### DATA SHOWN:
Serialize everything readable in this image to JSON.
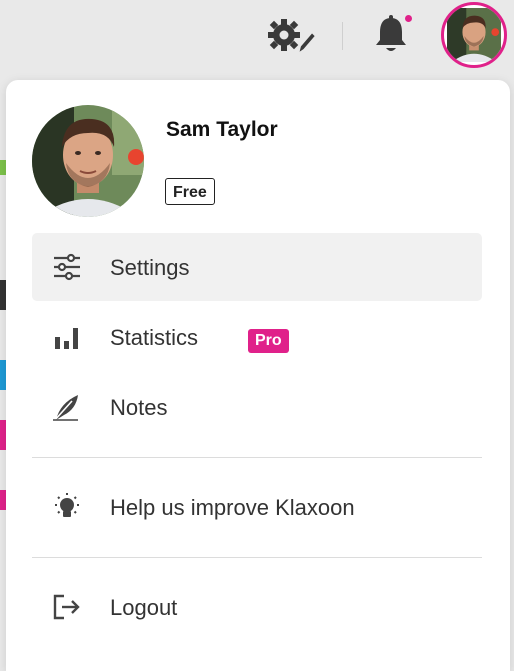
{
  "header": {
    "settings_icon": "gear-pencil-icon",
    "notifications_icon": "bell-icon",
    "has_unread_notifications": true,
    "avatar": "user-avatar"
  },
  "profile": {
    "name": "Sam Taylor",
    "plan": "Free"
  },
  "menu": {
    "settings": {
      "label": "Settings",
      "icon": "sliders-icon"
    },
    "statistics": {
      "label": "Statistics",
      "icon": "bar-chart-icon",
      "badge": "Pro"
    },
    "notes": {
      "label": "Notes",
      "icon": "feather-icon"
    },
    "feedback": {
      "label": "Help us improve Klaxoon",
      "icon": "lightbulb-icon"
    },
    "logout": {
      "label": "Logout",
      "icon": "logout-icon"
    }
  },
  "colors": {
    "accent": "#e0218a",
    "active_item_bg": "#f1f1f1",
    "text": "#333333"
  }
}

--

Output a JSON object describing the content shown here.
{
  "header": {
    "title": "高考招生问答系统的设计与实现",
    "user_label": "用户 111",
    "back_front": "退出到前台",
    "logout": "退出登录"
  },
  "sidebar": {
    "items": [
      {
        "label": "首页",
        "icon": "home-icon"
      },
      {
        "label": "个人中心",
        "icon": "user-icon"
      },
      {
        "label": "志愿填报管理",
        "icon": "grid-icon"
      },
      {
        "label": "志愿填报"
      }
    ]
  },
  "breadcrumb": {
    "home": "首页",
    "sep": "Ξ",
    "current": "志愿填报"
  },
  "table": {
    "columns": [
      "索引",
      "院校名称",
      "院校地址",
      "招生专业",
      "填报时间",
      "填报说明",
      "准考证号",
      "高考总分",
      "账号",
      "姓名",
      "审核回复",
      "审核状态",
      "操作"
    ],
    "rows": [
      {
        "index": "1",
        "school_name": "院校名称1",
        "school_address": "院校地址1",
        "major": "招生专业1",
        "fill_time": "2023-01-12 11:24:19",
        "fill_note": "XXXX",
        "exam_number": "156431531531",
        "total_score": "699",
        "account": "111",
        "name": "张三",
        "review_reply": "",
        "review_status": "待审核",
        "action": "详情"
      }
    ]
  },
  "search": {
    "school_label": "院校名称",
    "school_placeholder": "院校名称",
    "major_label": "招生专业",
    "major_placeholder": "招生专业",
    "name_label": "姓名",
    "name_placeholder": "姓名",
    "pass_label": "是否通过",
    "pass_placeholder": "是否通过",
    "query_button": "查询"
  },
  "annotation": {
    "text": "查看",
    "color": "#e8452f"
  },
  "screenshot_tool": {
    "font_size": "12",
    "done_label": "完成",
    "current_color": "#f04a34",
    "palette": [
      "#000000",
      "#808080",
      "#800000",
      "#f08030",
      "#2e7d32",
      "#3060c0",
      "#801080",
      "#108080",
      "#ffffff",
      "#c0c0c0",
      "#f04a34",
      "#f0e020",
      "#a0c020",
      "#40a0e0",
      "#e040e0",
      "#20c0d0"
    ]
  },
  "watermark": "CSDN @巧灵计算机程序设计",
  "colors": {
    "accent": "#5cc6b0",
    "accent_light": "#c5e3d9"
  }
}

---

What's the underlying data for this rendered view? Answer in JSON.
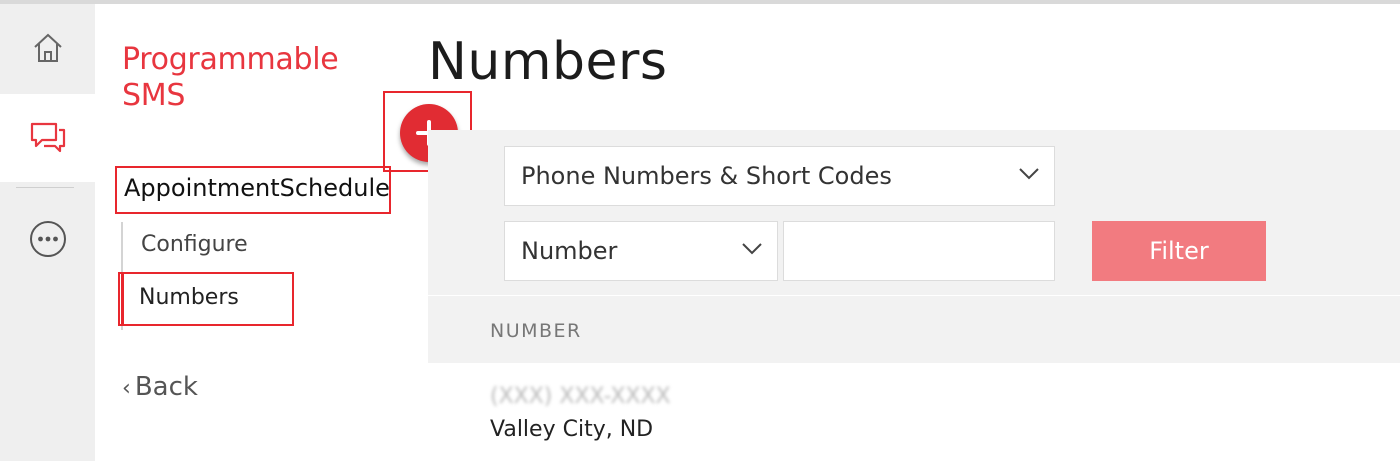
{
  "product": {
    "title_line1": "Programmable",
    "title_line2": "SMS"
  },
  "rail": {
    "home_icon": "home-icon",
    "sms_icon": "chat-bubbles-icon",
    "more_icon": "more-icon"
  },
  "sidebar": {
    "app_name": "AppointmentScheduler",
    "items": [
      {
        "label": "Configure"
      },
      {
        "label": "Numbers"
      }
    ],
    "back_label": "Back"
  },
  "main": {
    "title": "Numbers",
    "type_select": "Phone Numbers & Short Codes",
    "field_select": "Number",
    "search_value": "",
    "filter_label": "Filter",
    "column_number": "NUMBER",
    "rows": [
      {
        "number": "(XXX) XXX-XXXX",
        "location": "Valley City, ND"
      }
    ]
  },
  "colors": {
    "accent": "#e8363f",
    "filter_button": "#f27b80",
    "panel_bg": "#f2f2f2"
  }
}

### WHAT IS EXPECTED:
Each line that contains the string "home" counts once; report how many such lines the entries have, giving only the number.

### RESPONSE TO THIS TASK:
3